* [阅读短文]
与Thread实现的线程一样，Task实现的协程也有状态，包括：Ready、Running、Pausing、Paused以及Done总共五种。Task对象被创建后，处于Ready状态，在调用execute()方法后，协程处于Running状态，在运行期间，协程可以被暂停，暂停中的状态为Pausing，暂停后的状态为Paused，暂停后的协程可以被再次唤醒。协程正常结束后的状态为Done。

Fiber对象与Java的线程栈类似，主要用来维护Task的执行堆栈，Fiber是实现N:M线程映射的关键。

Scheduler是Kilim实现协程的核心调度器，Scheduler负责分派Task给指定的工作者线程WorkerThread执行，工作者线程WorkerThread默认初始化个数为机器的CPU个数。

Mailbox对象类似一个邮箱，协程之间可以依靠邮箱来进行通信和数据共享。协程与线程最大的不同就是，线程是通过共享内存来实现数据共享，而协程是使用了通信的方式来实现了数据共享，主要就是为了避免内存共享数据而带来的线程安全问题。

协程与线程的性能比较

接下来，我们通过一个简单的生产者和消费者的案例，来对比下协程和线程的性能。

* [任务说明]
请更新阅读短文中从“Fiber对象与Java的线”开始、一直到“始化个数为机器的CPU个数。”为止的这一段并重新写出，把其中的“核心调度器”换成“中央调度器”。

* [材料]
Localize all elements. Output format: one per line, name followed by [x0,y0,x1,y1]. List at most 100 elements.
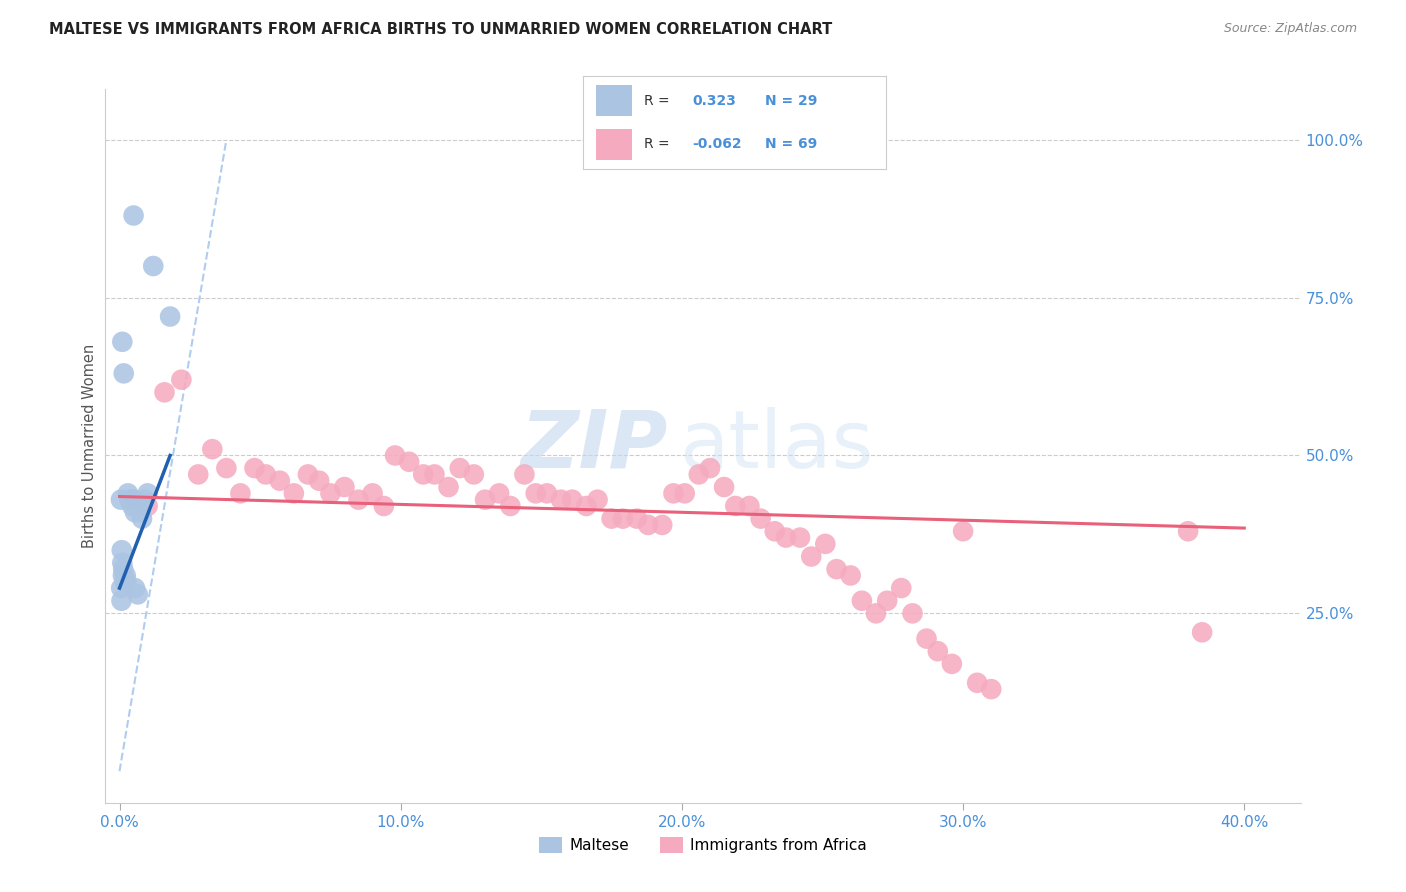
Point [118,492,141,507]
Point [136,486,159,500]
Text: N = 29: N = 29 [765,95,817,108]
Point [586,492,609,507]
Text: N = 69: N = 69 [765,137,817,151]
Point [713,480,735,494]
Point [124,505,146,519]
Point [699,461,721,475]
Point [499,499,522,513]
Point [110,492,132,507]
Point [129,505,152,519]
Point [122,492,145,507]
Point [319,486,342,500]
Point [901,607,924,621]
Point [437,480,460,494]
Point [124,581,146,595]
Point [125,499,148,513]
Point [423,467,446,482]
Point [111,556,134,570]
Point [966,675,988,690]
Y-axis label: Births to Unmarried Women: Births to Unmarried Women [82,344,97,548]
Point [561,492,583,507]
Point [612,511,634,525]
Point [117,486,139,500]
Point [111,568,134,582]
Text: Source: ZipAtlas.com: Source: ZipAtlas.com [1223,22,1357,36]
Point [488,486,510,500]
Point [122,209,145,223]
Point [114,574,136,589]
Point [637,517,659,532]
Point [110,581,132,595]
Point [825,562,848,576]
Point [159,310,181,324]
Point [789,531,811,545]
Point [513,467,536,482]
Point [651,517,673,532]
Point [851,593,873,607]
Point [1177,524,1199,539]
Point [269,474,291,488]
Point [142,259,165,273]
Text: R =: R = [644,95,669,108]
Point [814,537,837,551]
Point [136,499,159,513]
Point [110,593,132,607]
Point [463,467,485,482]
Point [361,486,384,500]
Point [297,467,319,482]
Text: atlas: atlas [679,407,873,485]
Point [122,492,145,507]
Point [724,499,747,513]
Point [536,486,558,500]
Point [111,334,134,349]
Point [121,499,143,513]
Point [550,492,572,507]
Point [749,511,772,525]
Point [876,593,898,607]
Point [449,461,471,475]
Point [153,385,176,400]
Point [201,442,224,457]
Point [229,486,252,500]
Point [524,486,547,500]
Point [308,474,330,488]
Point [775,531,797,545]
Point [980,682,1002,697]
Point [215,461,238,475]
Point [927,644,949,658]
Point [373,499,395,513]
Point [412,467,434,482]
Point [738,499,761,513]
Text: ZIP: ZIP [520,407,666,485]
Point [952,524,974,539]
Text: 0.323: 0.323 [692,95,737,108]
Point [865,607,887,621]
Point [127,587,149,601]
Point [347,492,370,507]
Point [112,562,135,576]
Point [114,568,136,582]
Point [662,486,685,500]
Point [890,581,912,595]
Point [688,467,710,482]
Point [115,574,138,589]
Point [134,492,156,507]
Point [474,492,496,507]
Point [283,486,305,500]
Point [333,480,356,494]
Text: -0.062: -0.062 [692,137,742,151]
Point [111,543,134,558]
Point [673,486,696,500]
Point [1191,625,1213,640]
Point [941,657,963,671]
Point [398,455,420,469]
Point [128,499,150,513]
Point [112,367,135,381]
Point [915,632,938,646]
Point [243,461,266,475]
Text: MALTESE VS IMMIGRANTS FROM AFRICA BIRTHS TO UNMARRIED WOMEN CORRELATION CHART: MALTESE VS IMMIGRANTS FROM AFRICA BIRTHS… [49,22,832,37]
Point [120,492,142,507]
Point [170,373,193,387]
Point [839,568,862,582]
Point [254,467,277,482]
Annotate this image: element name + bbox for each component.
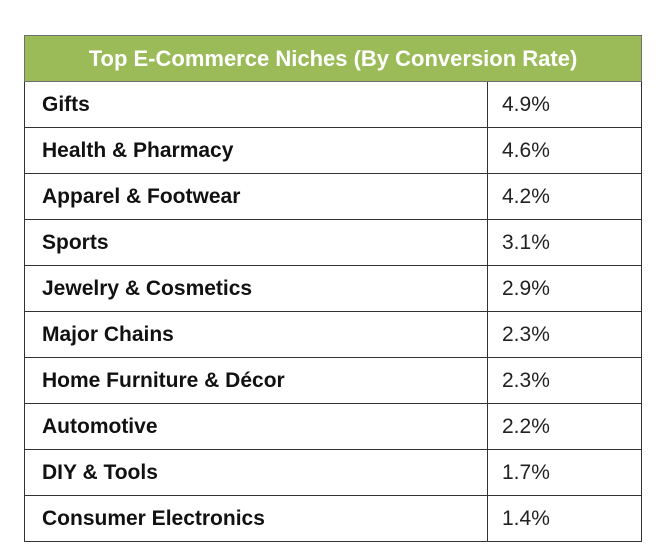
conversion-rate: 1.7% (487, 449, 642, 496)
niche-name: Automotive (24, 403, 488, 450)
conversion-rate: 3.1% (487, 219, 642, 266)
table-row: Health & Pharmacy 4.6% (24, 127, 642, 174)
table-header-row: Top E-Commerce Niches (By Conversion Rat… (24, 35, 642, 82)
conversion-rate-table-wrapper: Top E-Commerce Niches (By Conversion Rat… (24, 35, 642, 542)
table-row: Gifts 4.9% (24, 81, 642, 128)
niche-name: Apparel & Footwear (24, 173, 488, 220)
conversion-rate: 4.2% (487, 173, 642, 220)
table-row: Home Furniture & Décor 2.3% (24, 357, 642, 404)
conversion-rate: 2.2% (487, 403, 642, 450)
niche-name: Jewelry & Cosmetics (24, 265, 488, 312)
niche-name: Gifts (24, 81, 488, 128)
conversion-rate: 1.4% (487, 495, 642, 542)
conversion-rate: 4.6% (487, 127, 642, 174)
conversion-rate: 4.9% (487, 81, 642, 128)
table-row: Consumer Electronics 1.4% (24, 495, 642, 542)
table-row: Apparel & Footwear 4.2% (24, 173, 642, 220)
table-row: Jewelry & Cosmetics 2.9% (24, 265, 642, 312)
table-title: Top E-Commerce Niches (By Conversion Rat… (24, 35, 642, 82)
niche-name: Home Furniture & Décor (24, 357, 488, 404)
conversion-rate: 2.3% (487, 311, 642, 358)
conversion-rate: 2.3% (487, 357, 642, 404)
table-body: Gifts 4.9% Health & Pharmacy 4.6% Appare… (24, 81, 642, 542)
conversion-rate-table: Top E-Commerce Niches (By Conversion Rat… (24, 35, 642, 542)
table-row: DIY & Tools 1.7% (24, 449, 642, 496)
niche-name: DIY & Tools (24, 449, 488, 496)
table-row: Automotive 2.2% (24, 403, 642, 450)
niche-name: Sports (24, 219, 488, 266)
table-row: Major Chains 2.3% (24, 311, 642, 358)
niche-name: Consumer Electronics (24, 495, 488, 542)
conversion-rate: 2.9% (487, 265, 642, 312)
niche-name: Health & Pharmacy (24, 127, 488, 174)
niche-name: Major Chains (24, 311, 488, 358)
table-row: Sports 3.1% (24, 219, 642, 266)
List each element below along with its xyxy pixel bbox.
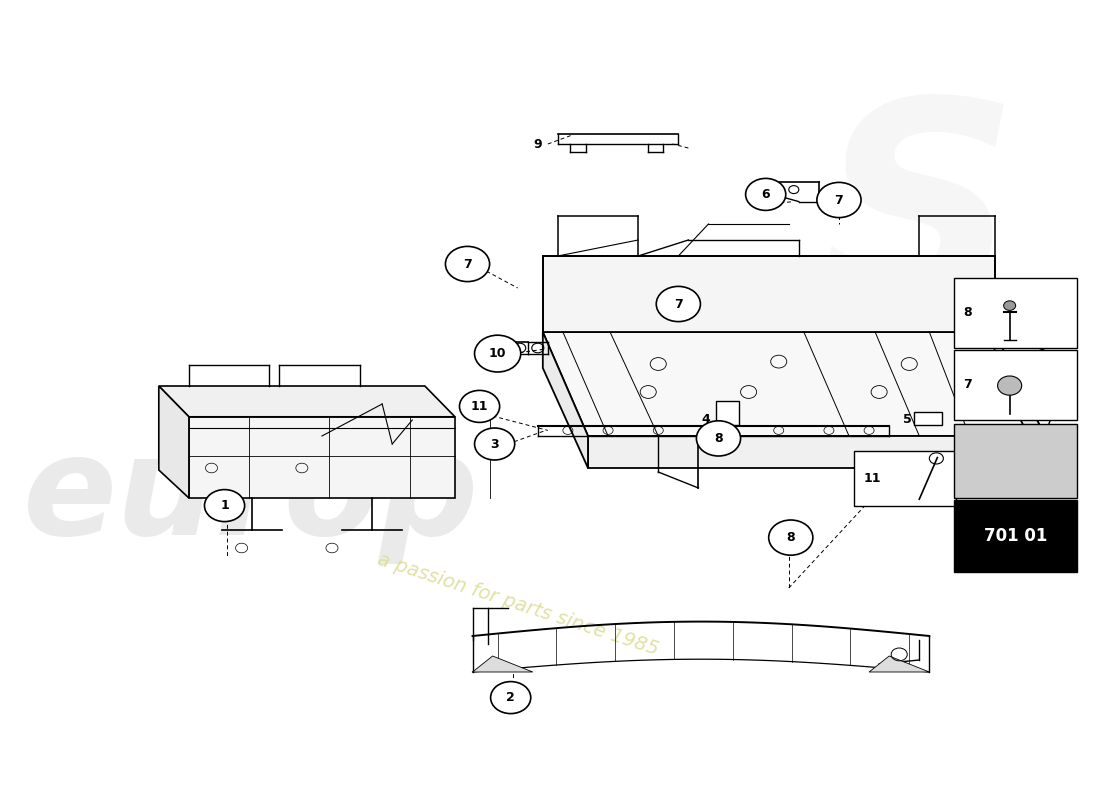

* [完成结果]
Fiber对象与Java的线程栈类似，主要用来维护Task的执行堆栈，Fiber是实现N:M线程映射的关键。

Scheduler是Kilim实现协程的中央调度器，Scheduler负责分派Task给指定的工作者线程WorkerThread执行，工作者线程WorkerThread默认初始化个数为机器的CPU个数。